▶ _Requirements_:
(1) In the GitHub issue about the missing exome argument, what does the poster say the exome argument is used for?
(2) Pick up the GitHub issue about the missing exome argument right after its last sentence and keep writing it.

— Start Supplied passage —

AlexandrovLab / SigProfilerClusters

Tool for analyzing the inter-mutational distances between SNV-SNV and INDEL-INDEL mutations. Tool separates mutations into clustered and non-clustered groups on a sample-dependent basis.
BSD 2-Clause "Simplified" License
11 stars 1 forks source link

Exome argument missing from the wiki documentation #16

Closed MikeACG closed 10 months ago

MikeACG commented 1 year ago

Hey there, I recently was attempting to run the program for some SigProfilerSimulator simulations I created providing a custom BED file in the exome parameter. When attempting to run SigProfilerClusters on those simulations, the program would complain that there were no simulations for the project. After digging around in the code, I found that the main function has an argument exome as well (default false) that is not described in the wiki documentation. From what I saw, this argument is only used to know if "_exome" should be appended to the path where the program expects to find the simulations from SigProfilerSimulator. Setting this to true in the call to the program made it work finally. I was wondering if this was just left out of the documentation by mistake or if actually SigProfilerClusters is currently not meant to be run for custom-range simulations. Another possibility is that the program is supposed to automatically detect that the simulation was custom-range but its not actually doing so currently.

— End Supplied passage —
— Start Excerpted records —

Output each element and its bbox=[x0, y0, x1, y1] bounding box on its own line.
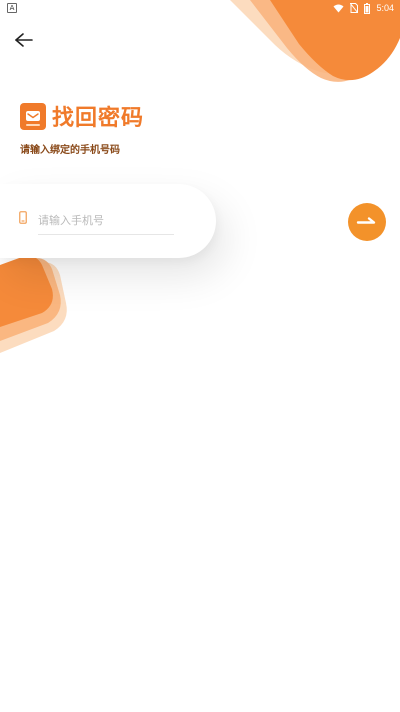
next-button[interactable] bbox=[348, 203, 386, 241]
no-sim-icon bbox=[350, 3, 359, 13]
wifi-icon bbox=[333, 4, 344, 12]
phone-input-card bbox=[0, 184, 216, 258]
phone-icon bbox=[19, 211, 27, 224]
arrow-right-icon bbox=[356, 217, 376, 224]
battery-icon bbox=[364, 2, 371, 14]
page-title: 找回密码 bbox=[52, 106, 145, 131]
status-time: 5:04 bbox=[376, 3, 394, 13]
back-arrow-icon bbox=[15, 33, 33, 47]
left-decoration bbox=[0, 256, 67, 353]
phone-number-input[interactable] bbox=[38, 208, 174, 235]
title-row: 找回密码 bbox=[20, 100, 144, 132]
page-subtitle: 请输入绑定的手机号码 bbox=[20, 145, 120, 156]
back-button[interactable] bbox=[12, 30, 36, 50]
status-icons: 5:04 bbox=[333, 1, 394, 15]
notification-app-icon: A bbox=[7, 3, 17, 13]
status-bar: A 5:04 bbox=[0, 0, 400, 16]
app-logo-icon bbox=[20, 102, 46, 130]
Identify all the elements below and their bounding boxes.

— End Excerpted records —

▶ _Outputs_:
(1) It is only used to decide whether "_exome" should be added to the path where the program expects to find the SigProfilerSimulator simulations.

(2)
MikeACG commented 1 year ago

UPDATE: well actually the program did not complain of missing simulations anymore but it encountered an error, here is the log:

multiprocessing.pool.RemoteTraceback: 
"""
Traceback (most recent call last):
  File "/usr/lib/python3.8/multiprocessing/pool.py", line 125, in worker
    result = (True, func(*args, **kwds))
  File "/home/mike/.local/lib/python3.8/site-packages/SigProfilerClusters/hotspot.py", line 707, in calculateSampleIMDs
    regions = densityCorrection(densityMuts, densityMutsSim, windowSize)
  File "/home/mike/.local/lib/python3.8/site-packages/SigProfilerClusters/hotspot.py", line 544, in densityCorrection
    sims = random.sample(list(densityMutsSim.keys()), 10)
  File "/usr/lib/python3.8/random.py", line 363, in sample
    raise ValueError("Sample larger than population or is negative")
ValueError: Sample larger than population or is negative
"""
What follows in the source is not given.